TASK REQUIREMENTS: Write out the data again exactly, skipping every picture.

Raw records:
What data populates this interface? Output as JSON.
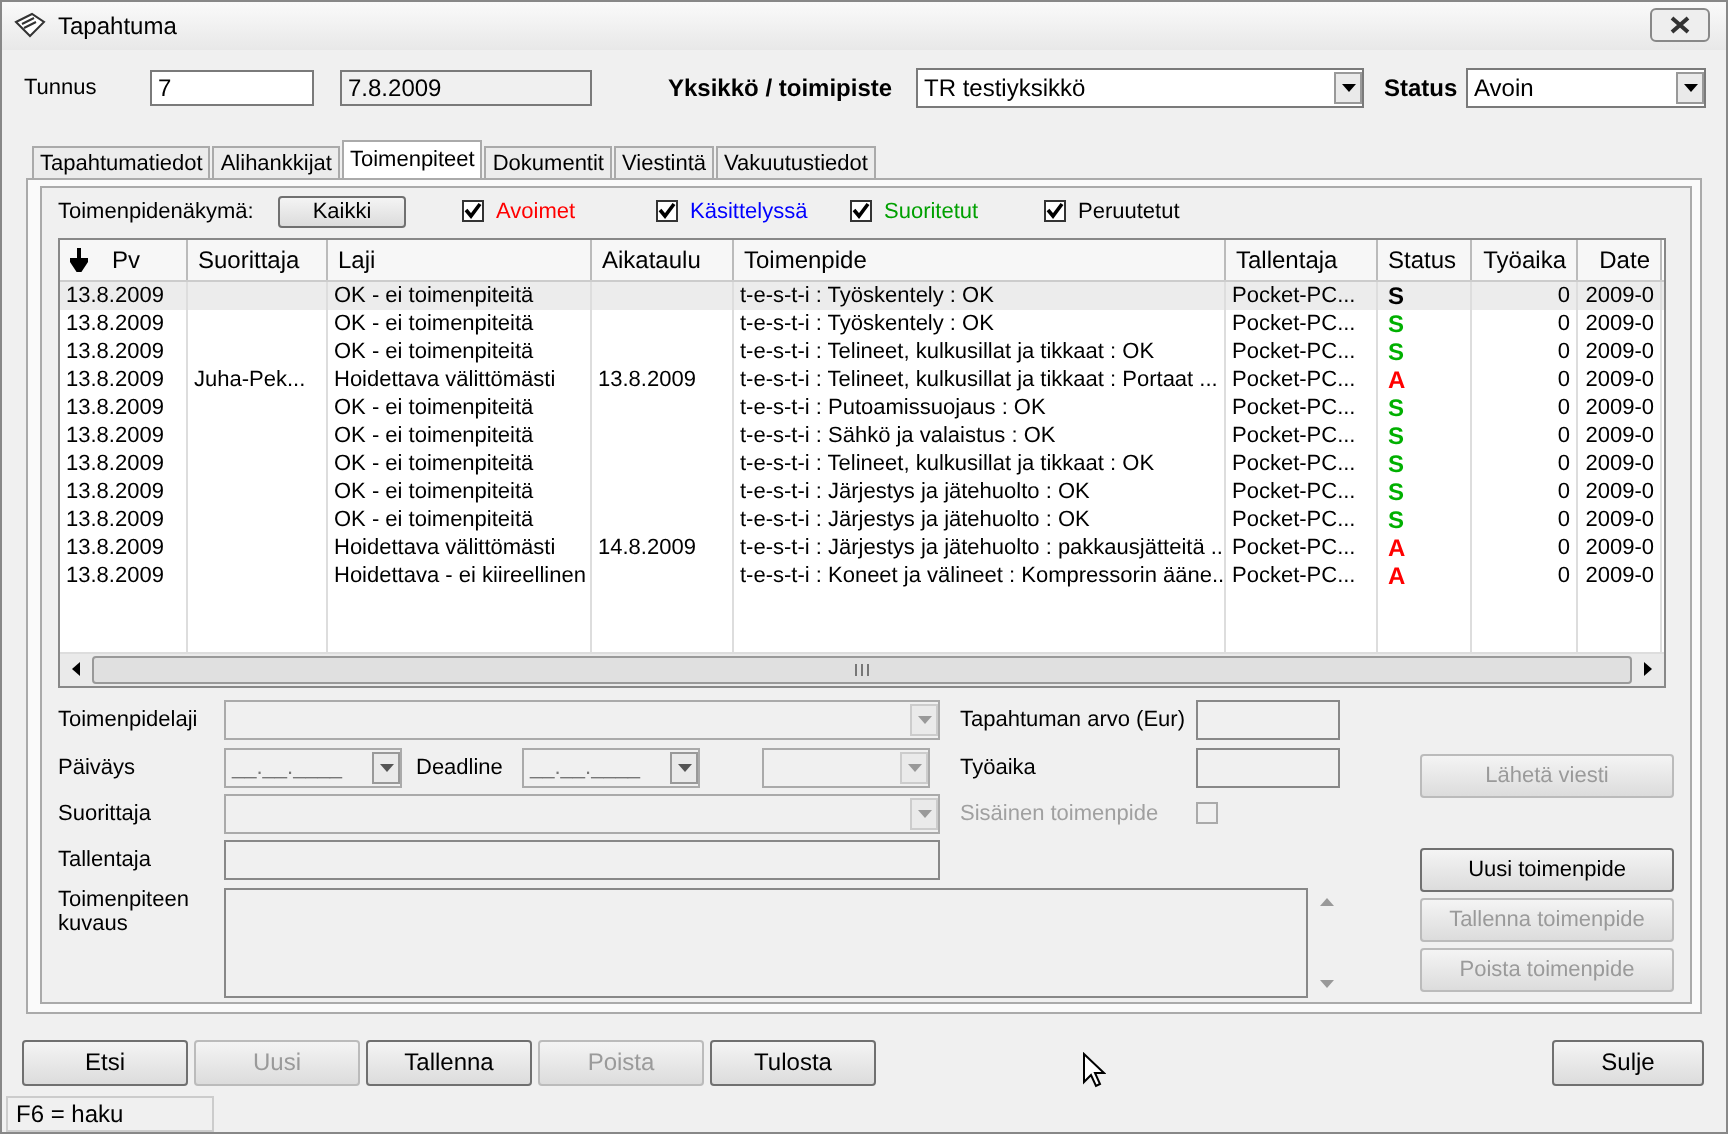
{
  "window": {
    "title": "Tapahtuma"
  },
  "header": {
    "id_label": "Tunnus",
    "id_value": "7",
    "date_value": "7.8.2009",
    "unit_label": "Yksikkö / toimipiste",
    "unit_value": "TR testiyksikkö",
    "status_label": "Status",
    "status_value": "Avoin"
  },
  "tabs": [
    {
      "label": "Tapahtumatiedot",
      "selected": false
    },
    {
      "label": "Alihankkijat",
      "selected": false
    },
    {
      "label": "Toimenpiteet",
      "selected": true
    },
    {
      "label": "Dokumentit",
      "selected": false
    },
    {
      "label": "Viestintä",
      "selected": false
    },
    {
      "label": "Vakuutustiedot",
      "selected": false
    }
  ],
  "filter": {
    "label": "Toimenpidenäkymä:",
    "button": "Kaikki",
    "options": [
      {
        "label": "Avoimet",
        "checked": true,
        "color": "#ff0000"
      },
      {
        "label": "Käsittelyssä",
        "checked": true,
        "color": "#0000ff"
      },
      {
        "label": "Suoritetut",
        "checked": true,
        "color": "#00a000"
      },
      {
        "label": "Peruutetut",
        "checked": true,
        "color": "#000000"
      }
    ]
  },
  "table": {
    "columns": [
      "Pv",
      "Suorittaja",
      "Laji",
      "Aikataulu",
      "Toimenpide",
      "Tallentaja",
      "Status",
      "Työaika",
      "Date"
    ],
    "rows": [
      {
        "pv": "13.8.2009",
        "suorittaja": "",
        "laji": "OK - ei toimenpiteitä",
        "aikataulu": "",
        "toimenpide": "t-e-s-t-i : Työskentely : OK",
        "tallentaja": "Pocket-PC...",
        "status": "S",
        "color": "#000000",
        "tyoaika": "0",
        "date": "2009-0",
        "selected": true
      },
      {
        "pv": "13.8.2009",
        "suorittaja": "",
        "laji": "OK - ei toimenpiteitä",
        "aikataulu": "",
        "toimenpide": "t-e-s-t-i : Työskentely : OK",
        "tallentaja": "Pocket-PC...",
        "status": "S",
        "color": "#00b000",
        "tyoaika": "0",
        "date": "2009-0",
        "selected": false
      },
      {
        "pv": "13.8.2009",
        "suorittaja": "",
        "laji": "OK - ei toimenpiteitä",
        "aikataulu": "",
        "toimenpide": "t-e-s-t-i : Telineet, kulkusillat ja tikkaat : OK",
        "tallentaja": "Pocket-PC...",
        "status": "S",
        "color": "#00b000",
        "tyoaika": "0",
        "date": "2009-0",
        "selected": false
      },
      {
        "pv": "13.8.2009",
        "suorittaja": "Juha-Pek...",
        "laji": "Hoidettava välittömästi",
        "aikataulu": "13.8.2009",
        "toimenpide": "t-e-s-t-i : Telineet, kulkusillat ja tikkaat : Portaat ...",
        "tallentaja": "Pocket-PC...",
        "status": "A",
        "color": "#ff0000",
        "tyoaika": "0",
        "date": "2009-0",
        "selected": false
      },
      {
        "pv": "13.8.2009",
        "suorittaja": "",
        "laji": "OK - ei toimenpiteitä",
        "aikataulu": "",
        "toimenpide": "t-e-s-t-i : Putoamissuojaus : OK",
        "tallentaja": "Pocket-PC...",
        "status": "S",
        "color": "#00b000",
        "tyoaika": "0",
        "date": "2009-0",
        "selected": false
      },
      {
        "pv": "13.8.2009",
        "suorittaja": "",
        "laji": "OK - ei toimenpiteitä",
        "aikataulu": "",
        "toimenpide": "t-e-s-t-i : Sähkö ja valaistus : OK",
        "tallentaja": "Pocket-PC...",
        "status": "S",
        "color": "#00b000",
        "tyoaika": "0",
        "date": "2009-0",
        "selected": false
      },
      {
        "pv": "13.8.2009",
        "suorittaja": "",
        "laji": "OK - ei toimenpiteitä",
        "aikataulu": "",
        "toimenpide": "t-e-s-t-i : Telineet, kulkusillat ja tikkaat : OK",
        "tallentaja": "Pocket-PC...",
        "status": "S",
        "color": "#00b000",
        "tyoaika": "0",
        "date": "2009-0",
        "selected": false
      },
      {
        "pv": "13.8.2009",
        "suorittaja": "",
        "laji": "OK - ei toimenpiteitä",
        "aikataulu": "",
        "toimenpide": "t-e-s-t-i : Järjestys ja jätehuolto : OK",
        "tallentaja": "Pocket-PC...",
        "status": "S",
        "color": "#00b000",
        "tyoaika": "0",
        "date": "2009-0",
        "selected": false
      },
      {
        "pv": "13.8.2009",
        "suorittaja": "",
        "laji": "OK - ei toimenpiteitä",
        "aikataulu": "",
        "toimenpide": "t-e-s-t-i : Järjestys ja jätehuolto : OK",
        "tallentaja": "Pocket-PC...",
        "status": "S",
        "color": "#00b000",
        "tyoaika": "0",
        "date": "2009-0",
        "selected": false
      },
      {
        "pv": "13.8.2009",
        "suorittaja": "",
        "laji": "Hoidettava välittömästi",
        "aikataulu": "14.8.2009",
        "toimenpide": "t-e-s-t-i : Järjestys ja jätehuolto : pakkausjätteitä ...",
        "tallentaja": "Pocket-PC...",
        "status": "A",
        "color": "#ff0000",
        "tyoaika": "0",
        "date": "2009-0",
        "selected": false
      },
      {
        "pv": "13.8.2009",
        "suorittaja": "",
        "laji": "Hoidettava - ei kiireellinen",
        "aikataulu": "",
        "toimenpide": "t-e-s-t-i : Koneet ja välineet : Kompressorin ääne...",
        "tallentaja": "Pocket-PC...",
        "status": "A",
        "color": "#ff0000",
        "tyoaika": "0",
        "date": "2009-0",
        "selected": false
      }
    ]
  },
  "form": {
    "type_label": "Toimenpidelaji",
    "date_label": "Päiväys",
    "date_value": "__.__.____",
    "deadline_label": "Deadline",
    "deadline_value": "__.__.____",
    "performer_label": "Suorittaja",
    "recorder_label": "Tallentaja",
    "description_label": "Toimenpiteen kuvaus",
    "value_label": "Tapahtuman arvo (Eur)",
    "worktime_label": "Työaika",
    "internal": {
      "label": "Sisäinen toimenpide",
      "checked": false,
      "disabled": true
    }
  },
  "side_buttons": [
    {
      "label": "Lähetä viesti",
      "disabled": true
    },
    {
      "label": "Uusi toimenpide",
      "disabled": false
    },
    {
      "label": "Tallenna toimenpide",
      "disabled": true
    },
    {
      "label": "Poista toimenpide",
      "disabled": true
    }
  ],
  "buttons": [
    {
      "label": "Etsi",
      "disabled": false
    },
    {
      "label": "Uusi",
      "disabled": true
    },
    {
      "label": "Tallenna",
      "disabled": false
    },
    {
      "label": "Poista",
      "disabled": true
    },
    {
      "label": "Tulosta",
      "disabled": false
    }
  ],
  "close_button": "Sulje",
  "status_bar": "F6 = haku"
}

ANSWER IN FULL:
What data populates this interface? Output as JSON.
{
  "window": {
    "title": "Tapahtuma"
  },
  "header": {
    "id_label": "Tunnus",
    "id_value": "7",
    "date_value": "7.8.2009",
    "unit_label": "Yksikkö / toimipiste",
    "unit_value": "TR testiyksikkö",
    "status_label": "Status",
    "status_value": "Avoin"
  },
  "tabs": [
    {
      "label": "Tapahtumatiedot",
      "selected": false
    },
    {
      "label": "Alihankkijat",
      "selected": false
    },
    {
      "label": "Toimenpiteet",
      "selected": true
    },
    {
      "label": "Dokumentit",
      "selected": false
    },
    {
      "label": "Viestintä",
      "selected": false
    },
    {
      "label": "Vakuutustiedot",
      "selected": false
    }
  ],
  "filter": {
    "label": "Toimenpidenäkymä:",
    "button": "Kaikki",
    "options": [
      {
        "label": "Avoimet",
        "checked": true,
        "color": "#ff0000"
      },
      {
        "label": "Käsittelyssä",
        "checked": true,
        "color": "#0000ff"
      },
      {
        "label": "Suoritetut",
        "checked": true,
        "color": "#00a000"
      },
      {
        "label": "Peruutetut",
        "checked": true,
        "color": "#000000"
      }
    ]
  },
  "table": {
    "columns": [
      "Pv",
      "Suorittaja",
      "Laji",
      "Aikataulu",
      "Toimenpide",
      "Tallentaja",
      "Status",
      "Työaika",
      "Date"
    ],
    "rows": [
      {
        "pv": "13.8.2009",
        "suorittaja": "",
        "laji": "OK - ei toimenpiteitä",
        "aikataulu": "",
        "toimenpide": "t-e-s-t-i : Työskentely : OK",
        "tallentaja": "Pocket-PC...",
        "status": "S",
        "color": "#000000",
        "tyoaika": "0",
        "date": "2009-0",
        "selected": true
      },
      {
        "pv": "13.8.2009",
        "suorittaja": "",
        "laji": "OK - ei toimenpiteitä",
        "aikataulu": "",
        "toimenpide": "t-e-s-t-i : Työskentely : OK",
        "tallentaja": "Pocket-PC...",
        "status": "S",
        "color": "#00b000",
        "tyoaika": "0",
        "date": "2009-0",
        "selected": false
      },
      {
        "pv": "13.8.2009",
        "suorittaja": "",
        "laji": "OK - ei toimenpiteitä",
        "aikataulu": "",
        "toimenpide": "t-e-s-t-i : Telineet, kulkusillat ja tikkaat : OK",
        "tallentaja": "Pocket-PC...",
        "status": "S",
        "color": "#00b000",
        "tyoaika": "0",
        "date": "2009-0",
        "selected": false
      },
      {
        "pv": "13.8.2009",
        "suorittaja": "Juha-Pek...",
        "laji": "Hoidettava välittömästi",
        "aikataulu": "13.8.2009",
        "toimenpide": "t-e-s-t-i : Telineet, kulkusillat ja tikkaat : Portaat ...",
        "tallentaja": "Pocket-PC...",
        "status": "A",
        "color": "#ff0000",
        "tyoaika": "0",
        "date": "2009-0",
        "selected": false
      },
      {
        "pv": "13.8.2009",
        "suorittaja": "",
        "laji": "OK - ei toimenpiteitä",
        "aikataulu": "",
        "toimenpide": "t-e-s-t-i : Putoamissuojaus : OK",
        "tallentaja": "Pocket-PC...",
        "status": "S",
        "color": "#00b000",
        "tyoaika": "0",
        "date": "2009-0",
        "selected": false
      },
      {
        "pv": "13.8.2009",
        "suorittaja": "",
        "laji": "OK - ei toimenpiteitä",
        "aikataulu": "",
        "toimenpide": "t-e-s-t-i : Sähkö ja valaistus : OK",
        "tallentaja": "Pocket-PC...",
        "status": "S",
        "color": "#00b000",
        "tyoaika": "0",
        "date": "2009-0",
        "selected": false
      },
      {
        "pv": "13.8.2009",
        "suorittaja": "",
        "laji": "OK - ei toimenpiteitä",
        "aikataulu": "",
        "toimenpide": "t-e-s-t-i : Telineet, kulkusillat ja tikkaat : OK",
        "tallentaja": "Pocket-PC...",
        "status": "S",
        "color": "#00b000",
        "tyoaika": "0",
        "date": "2009-0",
        "selected": false
      },
      {
        "pv": "13.8.2009",
        "suorittaja": "",
        "laji": "OK - ei toimenpiteitä",
        "aikataulu": "",
        "toimenpide": "t-e-s-t-i : Järjestys ja jätehuolto : OK",
        "tallentaja": "Pocket-PC...",
        "status": "S",
        "color": "#00b000",
        "tyoaika": "0",
        "date": "2009-0",
        "selected": false
      },
      {
        "pv": "13.8.2009",
        "suorittaja": "",
        "laji": "OK - ei toimenpiteitä",
        "aikataulu": "",
        "toimenpide": "t-e-s-t-i : Järjestys ja jätehuolto : OK",
        "tallentaja": "Pocket-PC...",
        "status": "S",
        "color": "#00b000",
        "tyoaika": "0",
        "date": "2009-0",
        "selected": false
      },
      {
        "pv": "13.8.2009",
        "suorittaja": "",
        "laji": "Hoidettava välittömästi",
        "aikataulu": "14.8.2009",
        "toimenpide": "t-e-s-t-i : Järjestys ja jätehuolto : pakkausjätteitä ...",
        "tallentaja": "Pocket-PC...",
        "status": "A",
        "color": "#ff0000",
        "tyoaika": "0",
        "date": "2009-0",
        "selected": false
      },
      {
        "pv": "13.8.2009",
        "suorittaja": "",
        "laji": "Hoidettava - ei kiireellinen",
        "aikataulu": "",
        "toimenpide": "t-e-s-t-i : Koneet ja välineet : Kompressorin ääne...",
        "tallentaja": "Pocket-PC...",
        "status": "A",
        "color": "#ff0000",
        "tyoaika": "0",
        "date": "2009-0",
        "selected": false
      }
    ]
  },
  "form": {
    "type_label": "Toimenpidelaji",
    "date_label": "Päiväys",
    "date_value": "__.__.____",
    "deadline_label": "Deadline",
    "deadline_value": "__.__.____",
    "performer_label": "Suorittaja",
    "recorder_label": "Tallentaja",
    "description_label": "Toimenpiteen kuvaus",
    "value_label": "Tapahtuman arvo (Eur)",
    "worktime_label": "Työaika",
    "internal": {
      "label": "Sisäinen toimenpide",
      "checked": false,
      "disabled": true
    }
  },
  "side_buttons": [
    {
      "label": "Lähetä viesti",
      "disabled": true
    },
    {
      "label": "Uusi toimenpide",
      "disabled": false
    },
    {
      "label": "Tallenna toimenpide",
      "disabled": true
    },
    {
      "label": "Poista toimenpide",
      "disabled": true
    }
  ],
  "buttons": [
    {
      "label": "Etsi",
      "disabled": false
    },
    {
      "label": "Uusi",
      "disabled": true
    },
    {
      "label": "Tallenna",
      "disabled": false
    },
    {
      "label": "Poista",
      "disabled": true
    },
    {
      "label": "Tulosta",
      "disabled": false
    }
  ],
  "close_button": "Sulje",
  "status_bar": "F6 = haku"
}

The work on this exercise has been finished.